▶ [What to do]:
This exercise calls for every record to be set down exactly.

Page content transcription data:
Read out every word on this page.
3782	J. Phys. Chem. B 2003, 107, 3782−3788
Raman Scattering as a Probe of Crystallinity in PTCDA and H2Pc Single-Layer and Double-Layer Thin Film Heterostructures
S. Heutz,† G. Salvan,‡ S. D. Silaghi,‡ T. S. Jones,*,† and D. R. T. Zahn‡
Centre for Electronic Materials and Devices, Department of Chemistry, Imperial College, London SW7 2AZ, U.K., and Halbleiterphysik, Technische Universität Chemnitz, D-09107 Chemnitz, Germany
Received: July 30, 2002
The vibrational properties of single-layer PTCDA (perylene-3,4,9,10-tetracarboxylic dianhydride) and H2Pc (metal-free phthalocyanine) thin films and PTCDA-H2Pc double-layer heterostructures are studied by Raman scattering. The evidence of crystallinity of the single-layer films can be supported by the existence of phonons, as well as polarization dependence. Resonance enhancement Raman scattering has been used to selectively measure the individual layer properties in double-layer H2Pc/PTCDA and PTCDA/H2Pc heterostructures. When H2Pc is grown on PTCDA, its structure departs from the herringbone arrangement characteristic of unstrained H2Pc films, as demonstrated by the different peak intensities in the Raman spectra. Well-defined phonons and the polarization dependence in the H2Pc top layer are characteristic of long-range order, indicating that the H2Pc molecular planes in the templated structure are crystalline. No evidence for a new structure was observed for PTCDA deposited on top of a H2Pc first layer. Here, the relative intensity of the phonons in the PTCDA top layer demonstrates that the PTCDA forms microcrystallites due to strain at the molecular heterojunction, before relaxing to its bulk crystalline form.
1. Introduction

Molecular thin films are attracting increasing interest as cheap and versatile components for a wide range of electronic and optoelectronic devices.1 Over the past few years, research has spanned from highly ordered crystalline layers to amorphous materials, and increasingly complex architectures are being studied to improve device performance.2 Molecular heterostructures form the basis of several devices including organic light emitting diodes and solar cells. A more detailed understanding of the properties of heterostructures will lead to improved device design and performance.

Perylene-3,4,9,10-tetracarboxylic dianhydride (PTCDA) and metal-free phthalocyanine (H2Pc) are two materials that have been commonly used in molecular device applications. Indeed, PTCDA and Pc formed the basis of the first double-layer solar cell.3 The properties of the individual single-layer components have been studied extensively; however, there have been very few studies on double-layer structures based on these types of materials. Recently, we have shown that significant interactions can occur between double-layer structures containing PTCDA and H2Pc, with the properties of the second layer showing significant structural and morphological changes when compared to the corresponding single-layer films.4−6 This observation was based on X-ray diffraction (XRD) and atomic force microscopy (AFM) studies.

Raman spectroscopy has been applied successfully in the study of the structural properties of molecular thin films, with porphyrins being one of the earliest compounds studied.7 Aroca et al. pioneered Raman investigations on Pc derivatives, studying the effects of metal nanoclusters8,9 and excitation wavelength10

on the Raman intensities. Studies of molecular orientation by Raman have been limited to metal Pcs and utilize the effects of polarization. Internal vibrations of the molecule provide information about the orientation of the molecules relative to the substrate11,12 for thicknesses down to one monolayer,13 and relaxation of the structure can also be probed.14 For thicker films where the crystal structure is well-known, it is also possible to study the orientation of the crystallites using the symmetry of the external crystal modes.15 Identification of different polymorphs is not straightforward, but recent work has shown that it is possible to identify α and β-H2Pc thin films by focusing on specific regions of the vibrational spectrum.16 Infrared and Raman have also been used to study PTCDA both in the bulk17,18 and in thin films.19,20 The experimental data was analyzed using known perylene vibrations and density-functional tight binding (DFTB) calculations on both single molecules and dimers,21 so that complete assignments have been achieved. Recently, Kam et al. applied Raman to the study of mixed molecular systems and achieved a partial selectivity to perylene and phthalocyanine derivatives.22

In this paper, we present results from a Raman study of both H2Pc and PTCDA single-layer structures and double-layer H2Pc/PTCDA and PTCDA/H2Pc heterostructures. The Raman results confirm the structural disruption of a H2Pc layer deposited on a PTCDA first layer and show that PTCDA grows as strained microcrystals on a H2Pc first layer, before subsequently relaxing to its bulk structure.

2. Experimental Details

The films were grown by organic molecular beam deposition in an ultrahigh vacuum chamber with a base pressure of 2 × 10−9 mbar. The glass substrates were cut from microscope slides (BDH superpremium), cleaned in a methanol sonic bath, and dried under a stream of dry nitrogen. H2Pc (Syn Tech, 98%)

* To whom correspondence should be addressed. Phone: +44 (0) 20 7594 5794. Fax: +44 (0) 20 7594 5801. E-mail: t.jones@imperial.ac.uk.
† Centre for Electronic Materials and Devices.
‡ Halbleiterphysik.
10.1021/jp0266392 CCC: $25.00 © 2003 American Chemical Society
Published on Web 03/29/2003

▶ [Solution]:
Read out every word on this page.
3782	J. Phys. Chem. B 2003, 107, 3782−3788
Raman Scattering as a Probe of Crystallinity in PTCDA and H2Pc Single-Layer and Double-Layer Thin Film Heterostructures
S. Heutz,† G. Salvan,‡ S. D. Silaghi,‡ T. S. Jones,*,† and D. R. T. Zahn‡
Centre for Electronic Materials and Devices, Department of Chemistry, Imperial College, London SW7 2AZ, U.K., and Halbleiterphysik, Technische Universität Chemnitz, D-09107 Chemnitz, Germany
Received: July 30, 2002
The vibrational properties of single-layer PTCDA (perylene-3,4,9,10-tetracarboxylic dianhydride) and H2Pc (metal-free phthalocyanine) thin films and PTCDA-H2Pc double-layer heterostructures are studied by Raman scattering. The evidence of crystallinity of the single-layer films can be supported by the existence of phonons, as well as polarization dependence. Resonance enhancement Raman scattering has been used to selectively measure the individual layer properties in double-layer H2Pc/PTCDA and PTCDA/H2Pc heterostructures. When H2Pc is grown on PTCDA, its structure departs from the herringbone arrangement characteristic of unstrained H2Pc films, as demonstrated by the different peak intensities in the Raman spectra. Well-defined phonons and the polarization dependence in the H2Pc top layer are characteristic of long-range order, indicating that the H2Pc molecular planes in the templated structure are crystalline. No evidence for a new structure was observed for PTCDA deposited on top of a H2Pc first layer. Here, the relative intensity of the phonons in the PTCDA top layer demonstrates that the PTCDA forms microcrystallites due to strain at the molecular heterojunction, before relaxing to its bulk crystalline form.
1. Introduction

Molecular thin films are attracting increasing interest as cheap and versatile components for a wide range of electronic and optoelectronic devices.1 Over the past few years, research has spanned from highly ordered crystalline layers to amorphous materials, and increasingly complex architectures are being studied to improve device performance.2 Molecular heterostructures form the basis of several devices including organic light emitting diodes and solar cells. A more detailed understanding of the properties of heterostructures will lead to improved device design and performance.

Perylene-3,4,9,10-tetracarboxylic dianhydride (PTCDA) and metal-free phthalocyanine (H2Pc) are two materials that have been commonly used in molecular device applications. Indeed, PTCDA and Pc formed the basis of the first double-layer solar cell.3 The properties of the individual single-layer components have been studied extensively; however, there have been very few studies on double-layer structures based on these types of materials. Recently, we have shown that significant interactions can occur between double-layer structures containing PTCDA and H2Pc, with the properties of the second layer showing significant structural and morphological changes when compared to the corresponding single-layer films.4−6 This observation was based on X-ray diffraction (XRD) and atomic force microscopy (AFM) studies.

Raman spectroscopy has been applied successfully in the study of the structural properties of molecular thin films, with porphyrins being one of the earliest compounds studied.7 Aroca et al. pioneered Raman investigations on Pc derivatives, studying the effects of metal nanoclusters8,9 and excitation wavelength10

on the Raman intensities. Studies of molecular orientation by Raman have been limited to metal Pcs and utilize the effects of polarization. Internal vibrations of the molecule provide information about the orientation of the molecules relative to the substrate11,12 for thicknesses down to one monolayer,13 and relaxation of the structure can also be probed.14 For thicker films where the crystal structure is well-known, it is also possible to study the orientation of the crystallites using the symmetry of the external crystal modes.15 Identification of different polymorphs is not straightforward, but recent work has shown that it is possible to identify α and β-H2Pc thin films by focusing on specific regions of the vibrational spectrum.16 Infrared and Raman have also been used to study PTCDA both in the bulk17,18 and in thin films.19,20 The experimental data was analyzed using known perylene vibrations and density-functional tight binding (DFTB) calculations on both single molecules and dimers,21 so that complete assignments have been achieved. Recently, Kam et al. applied Raman to the study of mixed molecular systems and achieved a partial selectivity to perylene and phthalocyanine derivatives.22

In this paper, we present results from a Raman study of both H2Pc and PTCDA single-layer structures and double-layer H2Pc/PTCDA and PTCDA/H2Pc heterostructures. The Raman results confirm the structural disruption of a H2Pc layer deposited on a PTCDA first layer and show that PTCDA grows as strained microcrystals on a H2Pc first layer, before subsequently relaxing to its bulk structure.

2. Experimental Details

The films were grown by organic molecular beam deposition in an ultrahigh vacuum chamber with a base pressure of 2 × 10−9 mbar. The glass substrates were cut from microscope slides (BDH superpremium), cleaned in a methanol sonic bath, and dried under a stream of dry nitrogen. H2Pc (Syn Tech, 98%)

* To whom correspondence should be addressed. Phone: +44 (0) 20 7594 5794. Fax: +44 (0) 20 7594 5801. E-mail: t.jones@imperial.ac.uk.
† Centre for Electronic Materials and Devices.
‡ Halbleiterphysik.
10.1021/jp0266392 CCC: $25.00 © 2003 American Chemical Society
Published on Web 03/29/2003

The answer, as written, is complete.